[Extracted records]
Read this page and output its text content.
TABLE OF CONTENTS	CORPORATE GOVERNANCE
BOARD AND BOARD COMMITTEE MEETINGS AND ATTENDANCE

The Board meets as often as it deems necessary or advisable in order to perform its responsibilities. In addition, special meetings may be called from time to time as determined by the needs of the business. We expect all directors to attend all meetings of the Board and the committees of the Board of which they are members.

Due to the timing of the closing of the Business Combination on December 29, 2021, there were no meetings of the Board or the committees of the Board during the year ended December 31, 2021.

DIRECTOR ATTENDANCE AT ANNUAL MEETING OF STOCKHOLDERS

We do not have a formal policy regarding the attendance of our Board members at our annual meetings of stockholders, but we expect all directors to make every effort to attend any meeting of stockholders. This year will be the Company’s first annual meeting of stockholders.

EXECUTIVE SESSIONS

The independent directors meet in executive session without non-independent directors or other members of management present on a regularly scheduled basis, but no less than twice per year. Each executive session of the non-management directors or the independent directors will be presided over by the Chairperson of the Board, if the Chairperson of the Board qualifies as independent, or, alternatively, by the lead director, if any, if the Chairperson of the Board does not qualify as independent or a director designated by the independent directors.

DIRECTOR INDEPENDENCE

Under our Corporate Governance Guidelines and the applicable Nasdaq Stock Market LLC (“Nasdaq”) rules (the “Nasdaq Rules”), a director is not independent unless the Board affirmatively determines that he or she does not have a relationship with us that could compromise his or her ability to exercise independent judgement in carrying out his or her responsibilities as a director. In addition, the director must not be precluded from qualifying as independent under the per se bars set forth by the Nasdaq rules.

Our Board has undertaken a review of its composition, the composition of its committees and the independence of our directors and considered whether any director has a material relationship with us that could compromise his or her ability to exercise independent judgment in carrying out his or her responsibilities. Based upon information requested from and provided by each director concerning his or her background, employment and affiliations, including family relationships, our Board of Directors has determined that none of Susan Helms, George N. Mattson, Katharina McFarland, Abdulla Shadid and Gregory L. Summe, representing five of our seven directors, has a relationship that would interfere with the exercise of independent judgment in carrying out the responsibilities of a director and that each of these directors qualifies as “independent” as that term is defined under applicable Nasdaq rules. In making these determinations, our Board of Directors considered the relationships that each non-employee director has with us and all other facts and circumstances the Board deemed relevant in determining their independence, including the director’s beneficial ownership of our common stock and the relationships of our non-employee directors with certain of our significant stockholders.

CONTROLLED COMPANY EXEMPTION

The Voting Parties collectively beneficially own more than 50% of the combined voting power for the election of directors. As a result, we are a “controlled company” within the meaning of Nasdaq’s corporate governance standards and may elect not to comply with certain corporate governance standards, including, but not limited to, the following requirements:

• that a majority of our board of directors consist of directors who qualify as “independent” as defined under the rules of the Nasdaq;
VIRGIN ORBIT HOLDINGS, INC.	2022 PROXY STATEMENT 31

[Work required]
Give the count of lines containing "than", with no added text.

[Response to this task]
2